--- RAW DATA ---

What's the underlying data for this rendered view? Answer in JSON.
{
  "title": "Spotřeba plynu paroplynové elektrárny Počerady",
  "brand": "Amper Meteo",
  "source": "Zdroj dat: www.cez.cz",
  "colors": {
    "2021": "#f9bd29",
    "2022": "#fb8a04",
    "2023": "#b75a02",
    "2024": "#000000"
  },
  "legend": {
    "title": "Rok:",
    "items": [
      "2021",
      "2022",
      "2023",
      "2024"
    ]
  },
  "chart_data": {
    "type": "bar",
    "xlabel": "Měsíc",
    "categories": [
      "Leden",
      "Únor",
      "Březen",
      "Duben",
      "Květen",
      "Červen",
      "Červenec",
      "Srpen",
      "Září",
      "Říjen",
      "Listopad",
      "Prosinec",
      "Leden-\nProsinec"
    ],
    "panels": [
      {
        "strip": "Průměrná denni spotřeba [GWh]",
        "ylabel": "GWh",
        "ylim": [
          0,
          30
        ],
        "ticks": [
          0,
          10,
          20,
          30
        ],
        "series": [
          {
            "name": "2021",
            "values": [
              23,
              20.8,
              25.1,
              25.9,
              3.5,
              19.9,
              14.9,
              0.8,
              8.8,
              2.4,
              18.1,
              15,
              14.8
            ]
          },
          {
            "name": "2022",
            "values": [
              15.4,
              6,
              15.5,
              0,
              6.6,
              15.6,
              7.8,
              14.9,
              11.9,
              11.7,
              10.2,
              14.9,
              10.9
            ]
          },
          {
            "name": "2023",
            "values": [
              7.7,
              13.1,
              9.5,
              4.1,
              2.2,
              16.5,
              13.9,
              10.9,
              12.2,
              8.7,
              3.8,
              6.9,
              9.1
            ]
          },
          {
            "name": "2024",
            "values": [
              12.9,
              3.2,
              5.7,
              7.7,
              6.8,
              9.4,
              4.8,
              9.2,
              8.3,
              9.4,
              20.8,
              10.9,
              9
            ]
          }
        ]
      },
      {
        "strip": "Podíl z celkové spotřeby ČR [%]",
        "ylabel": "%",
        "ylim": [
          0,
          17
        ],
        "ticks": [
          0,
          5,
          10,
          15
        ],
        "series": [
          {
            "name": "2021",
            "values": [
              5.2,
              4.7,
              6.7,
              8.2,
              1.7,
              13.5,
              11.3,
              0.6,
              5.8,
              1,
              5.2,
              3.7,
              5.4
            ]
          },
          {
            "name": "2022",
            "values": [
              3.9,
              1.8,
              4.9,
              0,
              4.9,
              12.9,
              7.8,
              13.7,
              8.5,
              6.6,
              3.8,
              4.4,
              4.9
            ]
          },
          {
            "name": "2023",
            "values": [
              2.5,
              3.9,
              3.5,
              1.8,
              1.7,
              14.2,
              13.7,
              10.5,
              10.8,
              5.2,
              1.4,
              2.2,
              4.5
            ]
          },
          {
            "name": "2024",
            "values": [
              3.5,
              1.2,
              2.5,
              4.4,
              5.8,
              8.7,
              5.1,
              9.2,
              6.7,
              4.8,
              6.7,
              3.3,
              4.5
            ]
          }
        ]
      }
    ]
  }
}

---

▸ **WHAT YOU WILL DO**
Please quote every record above exactly as it appears.

▸ **OUTPUT BELOW**
What's the underlying data for this rendered view? Answer in JSON.
{
  "title": "Spotřeba plynu paroplynové elektrárny Počerady",
  "brand": "Amper Meteo",
  "source": "Zdroj dat: www.cez.cz",
  "colors": {
    "2021": "#f9bd29",
    "2022": "#fb8a04",
    "2023": "#b75a02",
    "2024": "#000000"
  },
  "legend": {
    "title": "Rok:",
    "items": [
      "2021",
      "2022",
      "2023",
      "2024"
    ]
  },
  "chart_data": {
    "type": "bar",
    "xlabel": "Měsíc",
    "categories": [
      "Leden",
      "Únor",
      "Březen",
      "Duben",
      "Květen",
      "Červen",
      "Červenec",
      "Srpen",
      "Září",
      "Říjen",
      "Listopad",
      "Prosinec",
      "Leden-\nProsinec"
    ],
    "panels": [
      {
        "strip": "Průměrná denni spotřeba [GWh]",
        "ylabel": "GWh",
        "ylim": [
          0,
          30
        ],
        "ticks": [
          0,
          10,
          20,
          30
        ],
        "series": [
          {
            "name": "2021",
            "values": [
              23,
              20.8,
              25.1,
              25.9,
              3.5,
              19.9,
              14.9,
              0.8,
              8.8,
              2.4,
              18.1,
              15,
              14.8
            ]
          },
          {
            "name": "2022",
            "values": [
              15.4,
              6,
              15.5,
              0,
              6.6,
              15.6,
              7.8,
              14.9,
              11.9,
              11.7,
              10.2,
              14.9,
              10.9
            ]
          },
          {
            "name": "2023",
            "values": [
              7.7,
              13.1,
              9.5,
              4.1,
              2.2,
              16.5,
              13.9,
              10.9,
              12.2,
              8.7,
              3.8,
              6.9,
              9.1
            ]
          },
          {
            "name": "2024",
            "values": [
              12.9,
              3.2,
              5.7,
              7.7,
              6.8,
              9.4,
              4.8,
              9.2,
              8.3,
              9.4,
              20.8,
              10.9,
              9
            ]
          }
        ]
      },
      {
        "strip": "Podíl z celkové spotřeby ČR [%]",
        "ylabel": "%",
        "ylim": [
          0,
          17
        ],
        "ticks": [
          0,
          5,
          10,
          15
        ],
        "series": [
          {
            "name": "2021",
            "values": [
              5.2,
              4.7,
              6.7,
              8.2,
              1.7,
              13.5,
              11.3,
              0.6,
              5.8,
              1,
              5.2,
              3.7,
              5.4
            ]
          },
          {
            "name": "2022",
            "values": [
              3.9,
              1.8,
              4.9,
              0,
              4.9,
              12.9,
              7.8,
              13.7,
              8.5,
              6.6,
              3.8,
              4.4,
              4.9
            ]
          },
          {
            "name": "2023",
            "values": [
              2.5,
              3.9,
              3.5,
              1.8,
              1.7,
              14.2,
              13.7,
              10.5,
              10.8,
              5.2,
              1.4,
              2.2,
              4.5
            ]
          },
          {
            "name": "2024",
            "values": [
              3.5,
              1.2,
              2.5,
              4.4,
              5.8,
              8.7,
              5.1,
              9.2,
              6.7,
              4.8,
              6.7,
              3.3,
              4.5
            ]
          }
        ]
      }
    ]
  }
}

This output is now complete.